### SHORT TASK
Switch every "phone-side-button" to "hardware-key" in the stretch from the line containing "What elements are" through the line containing "weekday-label: S [1412,312,1434,346]". Give back only those lines, with nothing else changed.

### EXERCISE MATERIALS
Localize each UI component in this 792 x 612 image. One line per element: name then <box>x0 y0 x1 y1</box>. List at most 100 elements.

==

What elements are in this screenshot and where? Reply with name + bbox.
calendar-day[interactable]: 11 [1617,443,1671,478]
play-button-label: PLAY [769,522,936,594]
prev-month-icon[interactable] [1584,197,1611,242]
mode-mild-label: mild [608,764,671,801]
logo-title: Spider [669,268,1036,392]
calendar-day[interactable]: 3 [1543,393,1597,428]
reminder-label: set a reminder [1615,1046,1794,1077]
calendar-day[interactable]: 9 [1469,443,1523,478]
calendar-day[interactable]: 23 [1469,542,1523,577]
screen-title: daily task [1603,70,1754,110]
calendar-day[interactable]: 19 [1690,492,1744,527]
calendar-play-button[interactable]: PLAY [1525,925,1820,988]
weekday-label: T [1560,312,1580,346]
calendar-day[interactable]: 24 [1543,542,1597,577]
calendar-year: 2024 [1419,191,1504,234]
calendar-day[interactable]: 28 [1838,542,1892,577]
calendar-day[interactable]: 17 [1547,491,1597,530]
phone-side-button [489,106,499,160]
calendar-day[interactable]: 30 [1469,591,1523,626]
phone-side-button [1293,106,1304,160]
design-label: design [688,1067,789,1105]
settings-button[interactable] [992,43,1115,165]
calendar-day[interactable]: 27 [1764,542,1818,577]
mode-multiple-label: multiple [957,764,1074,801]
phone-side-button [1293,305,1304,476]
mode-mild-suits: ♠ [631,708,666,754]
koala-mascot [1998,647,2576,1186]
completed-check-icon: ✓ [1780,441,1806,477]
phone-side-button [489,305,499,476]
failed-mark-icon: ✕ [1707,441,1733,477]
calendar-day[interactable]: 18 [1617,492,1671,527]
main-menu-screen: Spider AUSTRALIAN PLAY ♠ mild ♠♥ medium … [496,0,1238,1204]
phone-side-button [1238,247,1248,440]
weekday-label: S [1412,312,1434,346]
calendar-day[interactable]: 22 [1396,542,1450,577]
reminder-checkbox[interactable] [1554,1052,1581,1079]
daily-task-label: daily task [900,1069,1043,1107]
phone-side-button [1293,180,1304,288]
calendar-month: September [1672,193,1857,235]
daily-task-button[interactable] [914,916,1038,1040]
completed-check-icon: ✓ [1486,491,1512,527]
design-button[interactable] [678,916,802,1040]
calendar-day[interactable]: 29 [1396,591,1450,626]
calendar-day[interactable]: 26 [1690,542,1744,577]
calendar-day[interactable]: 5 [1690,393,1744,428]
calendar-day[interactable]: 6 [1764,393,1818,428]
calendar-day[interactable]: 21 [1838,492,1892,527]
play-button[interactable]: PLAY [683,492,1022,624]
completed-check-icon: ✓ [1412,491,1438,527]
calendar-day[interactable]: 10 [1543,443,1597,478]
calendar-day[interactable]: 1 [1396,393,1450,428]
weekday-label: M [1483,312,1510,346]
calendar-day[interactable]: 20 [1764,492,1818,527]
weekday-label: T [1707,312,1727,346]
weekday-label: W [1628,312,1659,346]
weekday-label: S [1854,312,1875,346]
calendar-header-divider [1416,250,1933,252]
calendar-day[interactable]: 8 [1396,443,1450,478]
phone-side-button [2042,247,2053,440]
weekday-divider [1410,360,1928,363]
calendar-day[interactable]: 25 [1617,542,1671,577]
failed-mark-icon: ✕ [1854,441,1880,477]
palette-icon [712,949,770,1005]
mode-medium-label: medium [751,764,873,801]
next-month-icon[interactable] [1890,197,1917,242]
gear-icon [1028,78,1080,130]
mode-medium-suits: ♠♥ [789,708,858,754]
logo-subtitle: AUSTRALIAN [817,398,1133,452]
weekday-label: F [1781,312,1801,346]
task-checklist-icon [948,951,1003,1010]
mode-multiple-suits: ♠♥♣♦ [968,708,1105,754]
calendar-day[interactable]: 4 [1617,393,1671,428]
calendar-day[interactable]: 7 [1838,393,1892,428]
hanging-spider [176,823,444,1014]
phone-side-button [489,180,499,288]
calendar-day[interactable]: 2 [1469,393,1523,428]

### WRITTEN SOLUTION
What elements are in this screenshot and where? Reply with name + bbox.
calendar-day[interactable]: 11 [1617,443,1671,478]
play-button-label: PLAY [769,522,936,594]
prev-month-icon[interactable] [1584,197,1611,242]
mode-mild-label: mild [608,764,671,801]
logo-title: Spider [669,268,1036,392]
calendar-day[interactable]: 3 [1543,393,1597,428]
reminder-label: set a reminder [1615,1046,1794,1077]
calendar-day[interactable]: 9 [1469,443,1523,478]
calendar-day[interactable]: 23 [1469,542,1523,577]
screen-title: daily task [1603,70,1754,110]
calendar-day[interactable]: 19 [1690,492,1744,527]
calendar-play-button[interactable]: PLAY [1525,925,1820,988]
weekday-label: T [1560,312,1580,346]
calendar-day[interactable]: 24 [1543,542,1597,577]
calendar-year: 2024 [1419,191,1504,234]
calendar-day[interactable]: 28 [1838,542,1892,577]
calendar-day[interactable]: 17 [1547,491,1597,530]
hardware-key [489,106,499,160]
calendar-day[interactable]: 30 [1469,591,1523,626]
hardware-key [1293,106,1304,160]
design-label: design [688,1067,789,1105]
settings-button[interactable] [992,43,1115,165]
calendar-day[interactable]: 27 [1764,542,1818,577]
mode-multiple-label: multiple [957,764,1074,801]
hardware-key [1293,305,1304,476]
mode-mild-suits: ♠ [631,708,666,754]
koala-mascot [1998,647,2576,1186]
completed-check-icon: ✓ [1780,441,1806,477]
hardware-key [489,305,499,476]
failed-mark-icon: ✕ [1707,441,1733,477]
calendar-day[interactable]: 18 [1617,492,1671,527]
main-menu-screen: Spider AUSTRALIAN PLAY ♠ mild ♠♥ medium … [496,0,1238,1204]
hardware-key [1238,247,1248,440]
weekday-label: S [1412,312,1434,346]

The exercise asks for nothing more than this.